Quote all of the data that follows exactly as written, skipping the images.

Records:
○ ○ ○ ○
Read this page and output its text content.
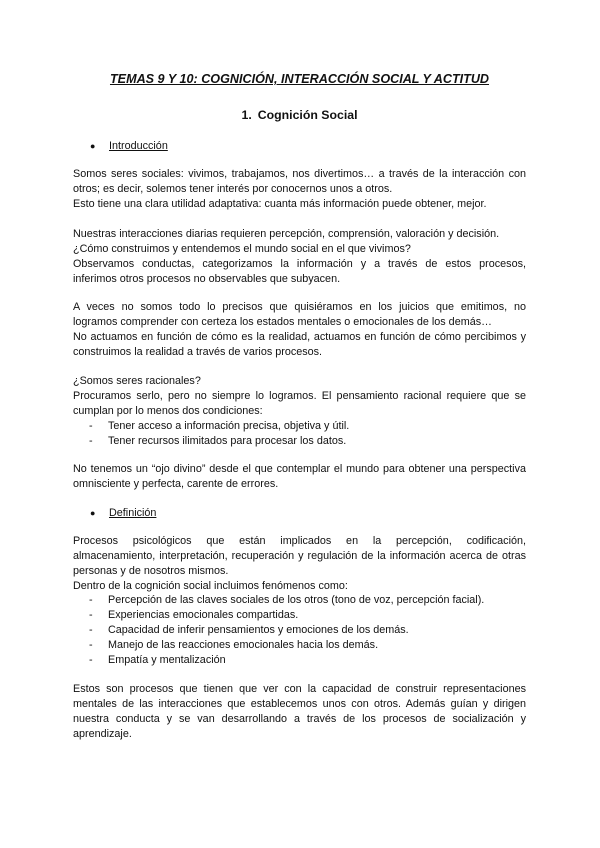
TEMAS 9 Y 10: COGNICIÓN, INTERACCIÓN SOCIAL Y ACTITUD
1. Cognición Social
● Introducción

Somos seres sociales: vivimos, trabajamos, nos divertimos… a través de la interacción con
otros; es decir, solemos tener interés por conocernos unos a otros.
Esto tiene una clara utilidad adaptativa: cuanta más información puede obtener, mejor.

Nuestras interacciones diarias requieren percepción, comprensión, valoración y decisión.
¿Cómo construimos y entendemos el mundo social en el que vivimos?
Observamos conductas, categorizamos la información y a través de estos procesos,
inferimos otros procesos no observables que subyacen.

A veces no somos todo lo precisos que quisiéramos en los juicios que emitimos, no
logramos comprender con certeza los estados mentales o emocionales de los demás…
No actuamos en función de cómo es la realidad, actuamos en función de cómo percibimos y
construimos la realidad a través de varios procesos.

¿Somos seres racionales?
Procuramos serlo, pero no siempre lo logramos. El pensamiento racional requiere que se
cumplan por lo menos dos condiciones:

- Tener acceso a información precisa, objetiva y útil.
- Tener recursos ilimitados para procesar los datos.

No tenemos un “ojo divino” desde el que contemplar el mundo para obtener una perspectiva
omnisciente y perfecta, carente de errores.

● Definición

Procesos psicológicos que están implicados en la percepción, codificación,
almacenamiento, interpretación, recuperación y regulación de la información acerca de otras
personas y de nosotros mismos.
Dentro de la cognición social incluimos fenómenos como:

- Percepción de las claves sociales de los otros (tono de voz, percepción facial).
- Experiencias emocionales compartidas.
- Capacidad de inferir pensamientos y emociones de los demás.
- Manejo de las reacciones emocionales hacia los demás.
- Empatía y mentalización

Estos son procesos que tienen que ver con la capacidad de construir representaciones
mentales de las interacciones que establecemos unos con otros. Además guían y dirigen
nuestra conducta y se van desarrollando a través de los procesos de socialización y
aprendizaje.
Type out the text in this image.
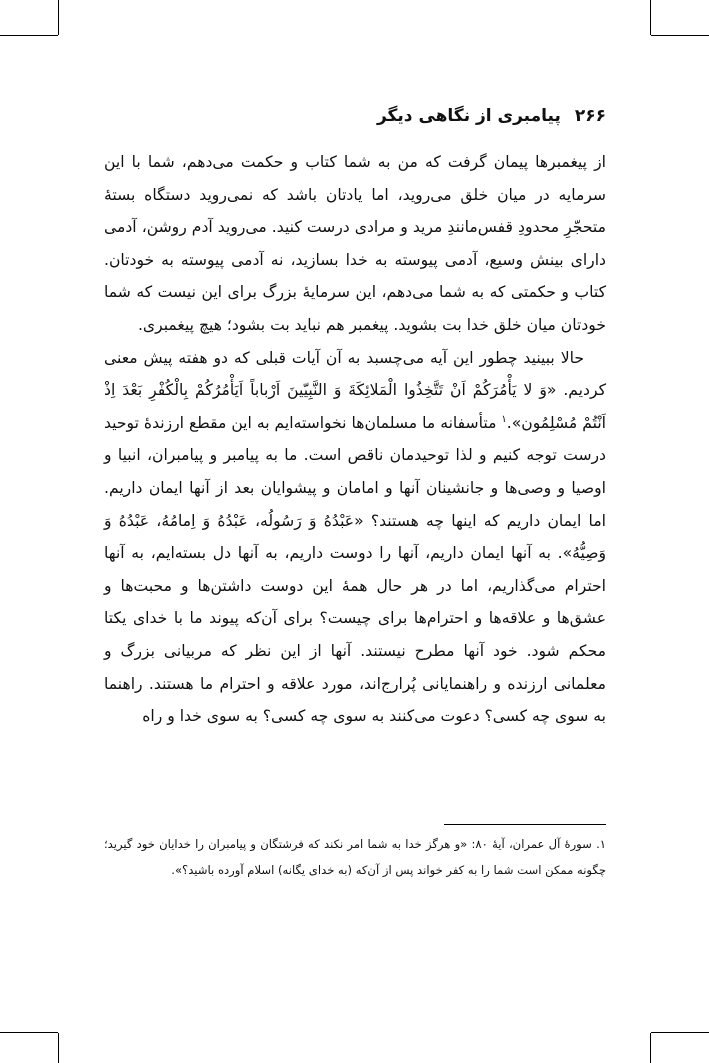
۲۶۶
پیامبری از نگاهی دیگر

از پیغمبرها پیمان گرفت که من به شما کتاب و حکمت می‌دهم، شما با این سرمایه در میان خلق می‌روید، اما یادتان باشد که نمی‌روید دستگاه بستهٔ متحجّرِ محدودِ قفس‌مانندِ مرید و مرادی درست کنید. می‌روید آدم روشن، آدمی دارای بینش وسیع، آدمی پیوسته به خدا بسازید، نه آدمی پیوسته به خودتان. کتاب و حکمتی که به شما می‌دهم، این سرمایهٔ بزرگ برای این نیست که شما خودتان میان خلق خدا بت بشوید. پیغمبر هم نباید بت بشود؛ هیچ پیغمبری.

حالا ببینید چطور این آیه می‌چسبد به آن آیات قبلی که دو هفته پیش معنی کردیم. «وَ لا یَأْمُرَکُمْ اَنْ تَتَّخِذُوا الْمَلائِکَةَ وَ النَّبِیّینَ اَرْباباً اَیَأْمُرُکُمْ بِالْکُفْرِ بَعْدَ اِذْ اَنْتُمْ مُسْلِمُون».$^۱$ متأسفانه ما مسلمان‌ها نخواسته‌ایم به این مقطع ارزندهٔ توحید درست توجه کنیم و لذا توحیدمان ناقص است. ما به پیامبر و پیامبران، انبیا و اوصیا و وصی‌ها و جانشینان آنها و امامان و پیشوایان بعد از آنها ایمان داریم. اما ایمان داریم که اینها چه هستند؟ «عَبْدُهُ وَ رَسُولُه، عَبْدُهُ وَ اِمامُهُ، عَبْدُهُ وَ وَصِیُّهُ». به آنها ایمان داریم، آنها را دوست داریم، به آنها دل بسته‌ایم، به آنها احترام می‌گذاریم، اما در هر حال همهٔ این دوست داشتن‌ها و محبت‌ها و عشق‌ها و علاقه‌ها و احترام‌ها برای چیست؟ برای آن‌که پیوند ما با خدای یکتا محکم شود. خود آنها مطرح نیستند. آنها از این نظر که مربیانی بزرگ و معلمانی ارزنده و راهنمایانی پُرارج‌اند، مورد علاقه و احترام ما هستند. راهنما به سوی چه کسی؟ دعوت می‌کنند به سوی چه کسی؟ به سوی خدا و راه

۱. سورهٔ آل عمران، آیهٔ ۸۰: «و هرگز خدا به شما امر نکند که فرشتگان و پیامبران را خدایان خود گیرید؛ چگونه ممکن است شما را به کفر خواند پس از آن‌که (به خدای یگانه) اسلام آورده باشید؟».
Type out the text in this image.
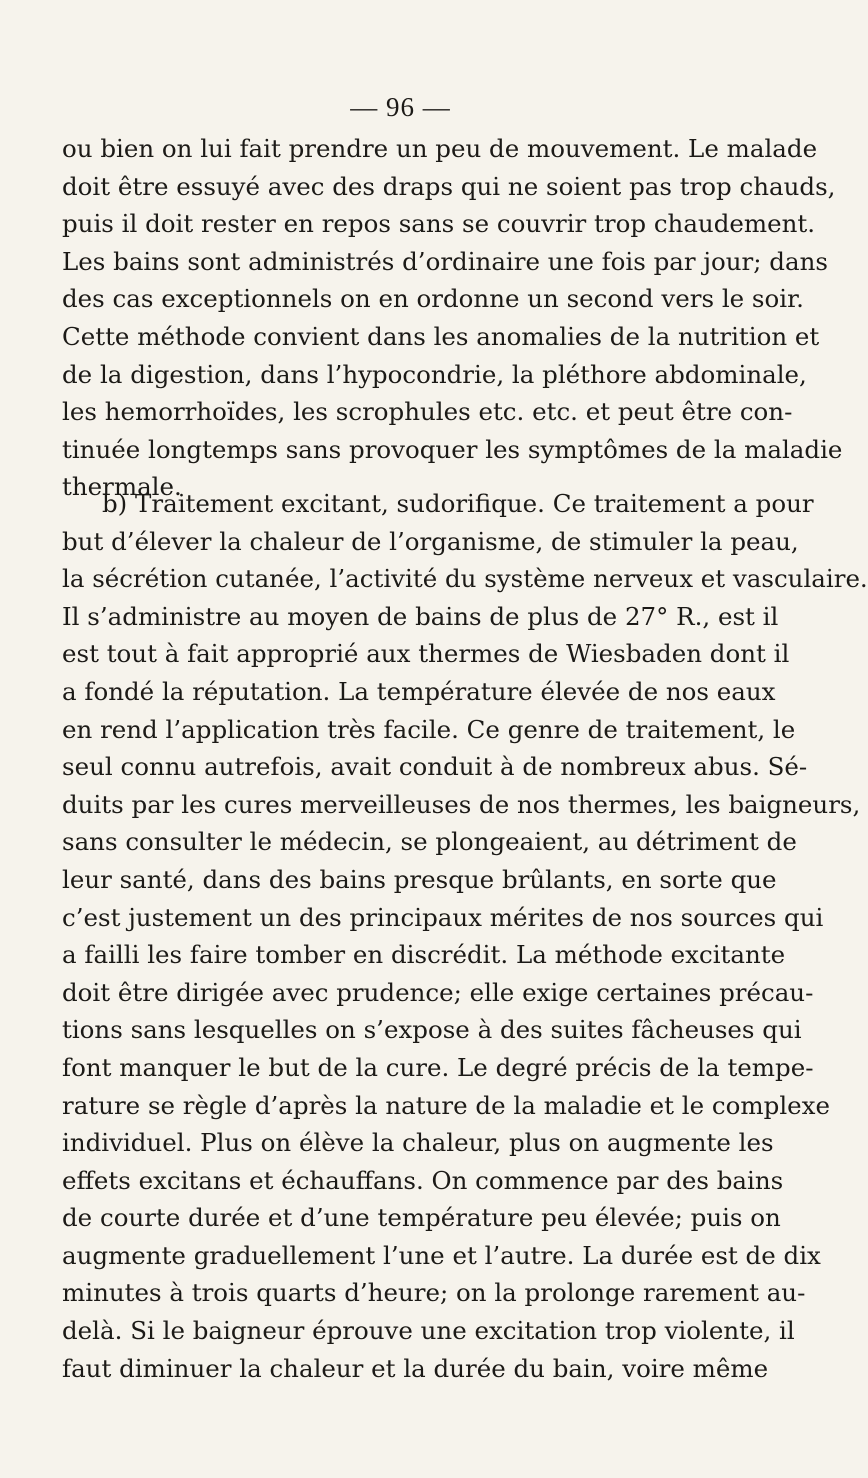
— 96 —
ou bien on lui fait prendre un peu de mouvement. Le malade
doit être essuyé avec des draps qui ne soient pas trop chauds,
puis il doit rester en repos sans se couvrir trop chaudement.
Les bains sont administrés d’ordinaire une fois par jour; dans
des cas exceptionnels on en ordonne un second vers le soir.
Cette méthode convient dans les anomalies de la nutrition et
de la digestion, dans l’hypocondrie, la pléthore abdominale,
les hemorrhoïdes, les scrophules etc. etc. et peut être con-
tinuée longtemps sans provoquer les symptômes de la maladie
thermale.
b) Traitement excitant, sudorifique. Ce traitement a pour
but d’élever la chaleur de l’organisme, de stimuler la peau,
la sécrétion cutanée, l’activité du système nerveux et vasculaire.
Il s’administre au moyen de bains de plus de 27° R., est il
est tout à fait approprié aux thermes de Wiesbaden dont il
a fondé la réputation. La température élevée de nos eaux
en rend l’application très facile. Ce genre de traitement, le
seul connu autrefois, avait conduit à de nombreux abus. Sé-
duits par les cures merveilleuses de nos thermes, les baigneurs,
sans consulter le médecin, se plongeaient, au détriment de
leur santé, dans des bains presque brûlants, en sorte que
c’est justement un des principaux mérites de nos sources qui
a failli les faire tomber en discrédit. La méthode excitante
doit être dirigée avec prudence; elle exige certaines précau-
tions sans lesquelles on s’expose à des suites fâcheuses qui
font manquer le but de la cure. Le degré précis de la tempe-
rature se règle d’après la nature de la maladie et le complexe
individuel. Plus on élève la chaleur, plus on augmente les
effets excitans et échauffans. On commence par des bains
de courte durée et d’une température peu élevée; puis on
augmente graduellement l’une et l’autre. La durée est de dix
minutes à trois quarts d’heure; on la prolonge rarement au-
delà. Si le baigneur éprouve une excitation trop violente, il
faut diminuer la chaleur et la durée du bain, voire même
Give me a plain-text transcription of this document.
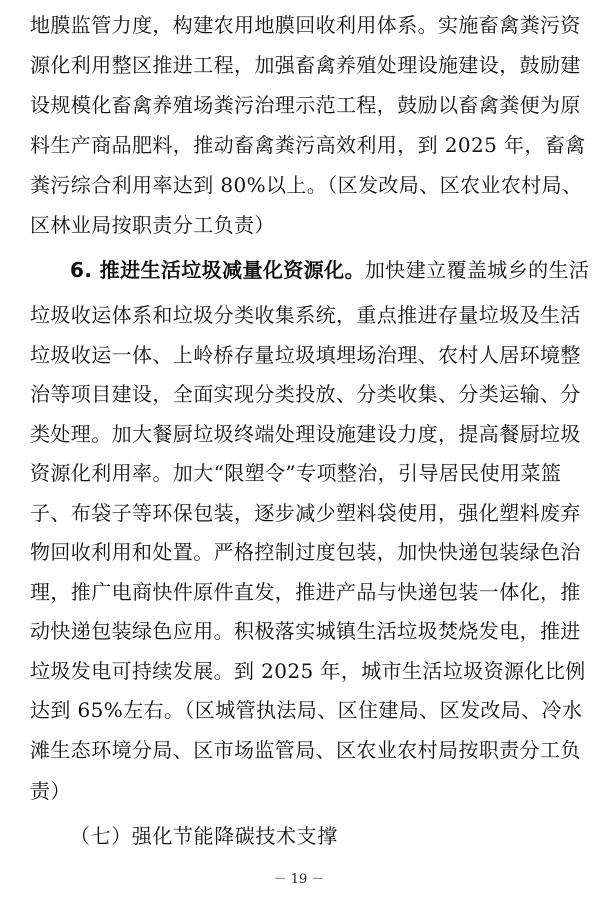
地膜监管力度，构建农用地膜回收利用体系。实施畜禽粪污资
源化利用整区推进工程，加强畜禽养殖处理设施建设，鼓励建
设规模化畜禽养殖场粪污治理示范工程，鼓励以畜禽粪便为原
料生产商品肥料，推动畜禽粪污高效利用，到 2025 年，畜禽
粪污综合利用率达到 80%以上。（区发改局、区农业农村局、
区林业局按职责分工负责）
6. 推进生活垃圾减量化资源化。加快建立覆盖城乡的生活
垃圾收运体系和垃圾分类收集系统，重点推进存量垃圾及生活
垃圾收运一体、上岭桥存量垃圾填埋场治理、农村人居环境整
治等项目建设，全面实现分类投放、分类收集、分类运输、分
类处理。加大餐厨垃圾终端处理设施建设力度，提高餐厨垃圾
资源化利用率。加大“限塑令”专项整治，引导居民使用菜篮
子、布袋子等环保包装，逐步减少塑料袋使用，强化塑料废弃
物回收利用和处置。严格控制过度包装，加快快递包装绿色治
理，推广电商快件原件直发，推进产品与快递包装一体化，推
动快递包装绿色应用。积极落实城镇生活垃圾焚烧发电，推进
垃圾发电可持续发展。到 2025 年，城市生活垃圾资源化比例
达到 65%左右。（区城管执法局、区住建局、区发改局、冷水
滩生态环境分局、区市场监管局、区农业农村局按职责分工负
责）
－ 19 －
（七）强化节能降碳技术支撑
○ ○ ○ ○
Task response –
Read this page and output its text content.
TEMAS 9 Y 10: COGNICIÓN, INTERACCIÓN SOCIAL Y ACTITUD
1. Cognición Social
● Introducción

Somos seres sociales: vivimos, trabajamos, nos divertimos… a través de la interacción con
otros; es decir, solemos tener interés por conocernos unos a otros.
Esto tiene una clara utilidad adaptativa: cuanta más información puede obtener, mejor.

Nuestras interacciones diarias requieren percepción, comprensión, valoración y decisión.
¿Cómo construimos y entendemos el mundo social en el que vivimos?
Observamos conductas, categorizamos la información y a través de estos procesos,
inferimos otros procesos no observables que subyacen.

A veces no somos todo lo precisos que quisiéramos en los juicios que emitimos, no
logramos comprender con certeza los estados mentales o emocionales de los demás…
No actuamos en función de cómo es la realidad, actuamos en función de cómo percibimos y
construimos la realidad a través de varios procesos.

¿Somos seres racionales?
Procuramos serlo, pero no siempre lo logramos. El pensamiento racional requiere que se
cumplan por lo menos dos condiciones:

- Tener acceso a información precisa, objetiva y útil.
- Tener recursos ilimitados para procesar los datos.

No tenemos un “ojo divino” desde el que contemplar el mundo para obtener una perspectiva
omnisciente y perfecta, carente de errores.

● Definición

Procesos psicológicos que están implicados en la percepción, codificación,
almacenamiento, interpretación, recuperación y regulación de la información acerca de otras
personas y de nosotros mismos.
Dentro de la cognición social incluimos fenómenos como:

- Percepción de las claves sociales de los otros (tono de voz, percepción facial).
- Experiencias emocionales compartidas.
- Capacidad de inferir pensamientos y emociones de los demás.
- Manejo de las reacciones emocionales hacia los demás.
- Empatía y mentalización

Estos son procesos que tienen que ver con la capacidad de construir representaciones
mentales de las interacciones que establecemos unos con otros. Además guían y dirigen
nuestra conducta y se van desarrollando a través de los procesos de socialización y
aprendizaje.
Type out the text in this image.
۲۶۶
پیامبری از نگاهی دیگر

از پیغمبرها پیمان گرفت که من به شما کتاب و حکمت می‌دهم، شما با این سرمایه در میان خلق می‌روید، اما یادتان باشد که نمی‌روید دستگاه بستهٔ متحجّرِ محدودِ قفس‌مانندِ مرید و مرادی درست کنید. می‌روید آدم روشن، آدمی دارای بینش وسیع، آدمی پیوسته به خدا بسازید، نه آدمی پیوسته به خودتان. کتاب و حکمتی که به شما می‌دهم، این سرمایهٔ بزرگ برای این نیست که شما خودتان میان خلق خدا بت بشوید. پیغمبر هم نباید بت بشود؛ هیچ پیغمبری.

حالا ببینید چطور این آیه می‌چسبد به آن آیات قبلی که دو هفته پیش معنی کردیم. «وَ لا یَأْمُرَکُمْ اَنْ تَتَّخِذُوا الْمَلائِکَةَ وَ النَّبِیّینَ اَرْباباً اَیَأْمُرُکُمْ بِالْکُفْرِ بَعْدَ اِذْ اَنْتُمْ مُسْلِمُون».$^۱$ متأسفانه ما مسلمان‌ها نخواسته‌ایم به این مقطع ارزندهٔ توحید درست توجه کنیم و لذا توحیدمان ناقص است. ما به پیامبر و پیامبران، انبیا و اوصیا و وصی‌ها و جانشینان آنها و امامان و پیشوایان بعد از آنها ایمان داریم. اما ایمان داریم که اینها چه هستند؟ «عَبْدُهُ وَ رَسُولُه، عَبْدُهُ وَ اِمامُهُ، عَبْدُهُ وَ وَصِیُّهُ». به آنها ایمان داریم، آنها را دوست داریم، به آنها دل بسته‌ایم، به آنها احترام می‌گذاریم، اما در هر حال همهٔ این دوست داشتن‌ها و محبت‌ها و عشق‌ها و علاقه‌ها و احترام‌ها برای چیست؟ برای آن‌که پیوند ما با خدای یکتا محکم شود. خود آنها مطرح نیستند. آنها از این نظر که مربیانی بزرگ و معلمانی ارزنده و راهنمایانی پُرارج‌اند، مورد علاقه و احترام ما هستند. راهنما به سوی چه کسی؟ دعوت می‌کنند به سوی چه کسی؟ به سوی خدا و راه

۱. سورهٔ آل عمران، آیهٔ ۸۰: «و هرگز خدا به شما امر نکند که فرشتگان و پیامبران را خدایان خود گیرید؛ چگونه ممکن است شما را به کفر خواند پس از آن‌که (به خدای یگانه) اسلام آورده باشید؟».
Type out the text in this image.
— 96 —
ou bien on lui fait prendre un peu de mouvement. Le malade
doit être essuyé avec des draps qui ne soient pas trop chauds,
puis il doit rester en repos sans se couvrir trop chaudement.
Les bains sont administrés d’ordinaire une fois par jour; dans
des cas exceptionnels on en ordonne un second vers le soir.
Cette méthode convient dans les anomalies de la nutrition et
de la digestion, dans l’hypocondrie, la pléthore abdominale,
les hemorrhoïdes, les scrophules etc. etc. et peut être con-
tinuée longtemps sans provoquer les symptômes de la maladie
thermale.
b) Traitement excitant, sudorifique. Ce traitement a pour
but d’élever la chaleur de l’organisme, de stimuler la peau,
la sécrétion cutanée, l’activité du système nerveux et vasculaire.
Il s’administre au moyen de bains de plus de 27° R., est il
est tout à fait approprié aux thermes de Wiesbaden dont il
a fondé la réputation. La température élevée de nos eaux
en rend l’application très facile. Ce genre de traitement, le
seul connu autrefois, avait conduit à de nombreux abus. Sé-
duits par les cures merveilleuses de nos thermes, les baigneurs,
sans consulter le médecin, se plongeaient, au détriment de
leur santé, dans des bains presque brûlants, en sorte que
c’est justement un des principaux mérites de nos sources qui
a failli les faire tomber en discrédit. La méthode excitante
doit être dirigée avec prudence; elle exige certaines précau-
tions sans lesquelles on s’expose à des suites fâcheuses qui
font manquer le but de la cure. Le degré précis de la tempe-
rature se règle d’après la nature de la maladie et le complexe
individuel. Plus on élève la chaleur, plus on augmente les
effets excitans et échauffans. On commence par des bains
de courte durée et d’une température peu élevée; puis on
augmente graduellement l’une et l’autre. La durée est de dix
minutes à trois quarts d’heure; on la prolonge rarement au-
delà. Si le baigneur éprouve une excitation trop violente, il
faut diminuer la chaleur et la durée du bain, voire même
Give me a plain-text transcription of this document.
地膜监管力度，构建农用地膜回收利用体系。实施畜禽粪污资
源化利用整区推进工程，加强畜禽养殖处理设施建设，鼓励建
设规模化畜禽养殖场粪污治理示范工程，鼓励以畜禽粪便为原
料生产商品肥料，推动畜禽粪污高效利用，到 2025 年，畜禽
粪污综合利用率达到 80%以上。（区发改局、区农业农村局、
区林业局按职责分工负责）
6. 推进生活垃圾减量化资源化。加快建立覆盖城乡的生活
垃圾收运体系和垃圾分类收集系统，重点推进存量垃圾及生活
垃圾收运一体、上岭桥存量垃圾填埋场治理、农村人居环境整
治等项目建设，全面实现分类投放、分类收集、分类运输、分
类处理。加大餐厨垃圾终端处理设施建设力度，提高餐厨垃圾
资源化利用率。加大“限塑令”专项整治，引导居民使用菜篮
子、布袋子等环保包装，逐步减少塑料袋使用，强化塑料废弃
物回收利用和处置。严格控制过度包装，加快快递包装绿色治
理，推广电商快件原件直发，推进产品与快递包装一体化，推
动快递包装绿色应用。积极落实城镇生活垃圾焚烧发电，推进
垃圾发电可持续发展。到 2025 年，城市生活垃圾资源化比例
达到 65%左右。（区城管执法局、区住建局、区发改局、冷水
滩生态环境分局、区市场监管局、区农业农村局按职责分工负
责）
－ 19 －
（七）强化节能降碳技术支撑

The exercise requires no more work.